Collected data:
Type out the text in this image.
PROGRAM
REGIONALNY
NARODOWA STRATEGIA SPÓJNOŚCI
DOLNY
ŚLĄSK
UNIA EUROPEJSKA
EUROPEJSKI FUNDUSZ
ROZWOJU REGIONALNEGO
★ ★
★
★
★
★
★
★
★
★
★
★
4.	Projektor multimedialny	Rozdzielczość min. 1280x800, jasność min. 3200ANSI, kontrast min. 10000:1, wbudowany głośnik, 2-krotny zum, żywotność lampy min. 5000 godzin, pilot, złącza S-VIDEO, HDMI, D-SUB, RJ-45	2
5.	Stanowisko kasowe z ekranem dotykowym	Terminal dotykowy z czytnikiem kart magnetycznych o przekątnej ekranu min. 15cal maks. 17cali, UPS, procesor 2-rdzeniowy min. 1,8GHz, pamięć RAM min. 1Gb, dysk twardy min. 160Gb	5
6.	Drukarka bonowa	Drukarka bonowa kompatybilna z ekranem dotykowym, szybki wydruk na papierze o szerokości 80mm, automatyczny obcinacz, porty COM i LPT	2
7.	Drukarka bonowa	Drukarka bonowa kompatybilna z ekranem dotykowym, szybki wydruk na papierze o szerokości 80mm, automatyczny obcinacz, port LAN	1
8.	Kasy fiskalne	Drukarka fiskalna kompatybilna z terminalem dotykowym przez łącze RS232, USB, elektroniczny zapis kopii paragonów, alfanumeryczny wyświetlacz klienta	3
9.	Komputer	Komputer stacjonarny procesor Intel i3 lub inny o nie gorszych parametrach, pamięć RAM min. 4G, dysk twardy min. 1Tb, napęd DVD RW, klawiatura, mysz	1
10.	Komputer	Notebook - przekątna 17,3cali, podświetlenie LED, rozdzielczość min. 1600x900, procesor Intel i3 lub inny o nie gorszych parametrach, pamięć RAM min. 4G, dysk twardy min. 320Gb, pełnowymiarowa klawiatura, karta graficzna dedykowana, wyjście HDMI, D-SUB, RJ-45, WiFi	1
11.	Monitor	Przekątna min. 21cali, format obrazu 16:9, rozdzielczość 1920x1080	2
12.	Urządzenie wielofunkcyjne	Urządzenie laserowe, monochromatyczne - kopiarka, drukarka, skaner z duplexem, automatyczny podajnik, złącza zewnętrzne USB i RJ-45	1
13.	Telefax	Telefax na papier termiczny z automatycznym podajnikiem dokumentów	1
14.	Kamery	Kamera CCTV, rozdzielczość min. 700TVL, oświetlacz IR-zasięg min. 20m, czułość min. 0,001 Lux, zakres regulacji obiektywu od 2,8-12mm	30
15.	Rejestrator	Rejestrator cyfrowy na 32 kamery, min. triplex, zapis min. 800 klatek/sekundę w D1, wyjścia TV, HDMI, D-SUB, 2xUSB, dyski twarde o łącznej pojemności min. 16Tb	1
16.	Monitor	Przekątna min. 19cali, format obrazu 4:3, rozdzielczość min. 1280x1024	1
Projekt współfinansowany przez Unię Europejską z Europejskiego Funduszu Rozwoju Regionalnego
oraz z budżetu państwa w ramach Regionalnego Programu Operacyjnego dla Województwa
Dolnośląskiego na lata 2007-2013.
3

■ EXERCISE AIM
Repeat the records above exactly, leaving none out.

■ ANSWER TO THE TASK
Type out the text in this image.
PROGRAM
REGIONALNY
NARODOWA STRATEGIA SPÓJNOŚCI
DOLNY
ŚLĄSK
UNIA EUROPEJSKA
EUROPEJSKI FUNDUSZ
ROZWOJU REGIONALNEGO
★ ★
★
★
★
★
★
★
★
★
★
★
4.	Projektor multimedialny	Rozdzielczość min. 1280x800, jasność min. 3200ANSI, kontrast min. 10000:1, wbudowany głośnik, 2-krotny zum, żywotność lampy min. 5000 godzin, pilot, złącza S-VIDEO, HDMI, D-SUB, RJ-45	2
5.	Stanowisko kasowe z ekranem dotykowym	Terminal dotykowy z czytnikiem kart magnetycznych o przekątnej ekranu min. 15cal maks. 17cali, UPS, procesor 2-rdzeniowy min. 1,8GHz, pamięć RAM min. 1Gb, dysk twardy min. 160Gb	5
6.	Drukarka bonowa	Drukarka bonowa kompatybilna z ekranem dotykowym, szybki wydruk na papierze o szerokości 80mm, automatyczny obcinacz, porty COM i LPT	2
7.	Drukarka bonowa	Drukarka bonowa kompatybilna z ekranem dotykowym, szybki wydruk na papierze o szerokości 80mm, automatyczny obcinacz, port LAN	1
8.	Kasy fiskalne	Drukarka fiskalna kompatybilna z terminalem dotykowym przez łącze RS232, USB, elektroniczny zapis kopii paragonów, alfanumeryczny wyświetlacz klienta	3
9.	Komputer	Komputer stacjonarny procesor Intel i3 lub inny o nie gorszych parametrach, pamięć RAM min. 4G, dysk twardy min. 1Tb, napęd DVD RW, klawiatura, mysz	1
10.	Komputer	Notebook - przekątna 17,3cali, podświetlenie LED, rozdzielczość min. 1600x900, procesor Intel i3 lub inny o nie gorszych parametrach, pamięć RAM min. 4G, dysk twardy min. 320Gb, pełnowymiarowa klawiatura, karta graficzna dedykowana, wyjście HDMI, D-SUB, RJ-45, WiFi	1
11.	Monitor	Przekątna min. 21cali, format obrazu 16:9, rozdzielczość 1920x1080	2
12.	Urządzenie wielofunkcyjne	Urządzenie laserowe, monochromatyczne - kopiarka, drukarka, skaner z duplexem, automatyczny podajnik, złącza zewnętrzne USB i RJ-45	1
13.	Telefax	Telefax na papier termiczny z automatycznym podajnikiem dokumentów	1
14.	Kamery	Kamera CCTV, rozdzielczość min. 700TVL, oświetlacz IR-zasięg min. 20m, czułość min. 0,001 Lux, zakres regulacji obiektywu od 2,8-12mm	30
15.	Rejestrator	Rejestrator cyfrowy na 32 kamery, min. triplex, zapis min. 800 klatek/sekundę w D1, wyjścia TV, HDMI, D-SUB, 2xUSB, dyski twarde o łącznej pojemności min. 16Tb	1
16.	Monitor	Przekątna min. 19cali, format obrazu 4:3, rozdzielczość min. 1280x1024	1
Projekt współfinansowany przez Unię Europejską z Europejskiego Funduszu Rozwoju Regionalnego
oraz z budżetu państwa w ramach Regionalnego Programu Operacyjnego dla Województwa
Dolnośląskiego na lata 2007-2013.
3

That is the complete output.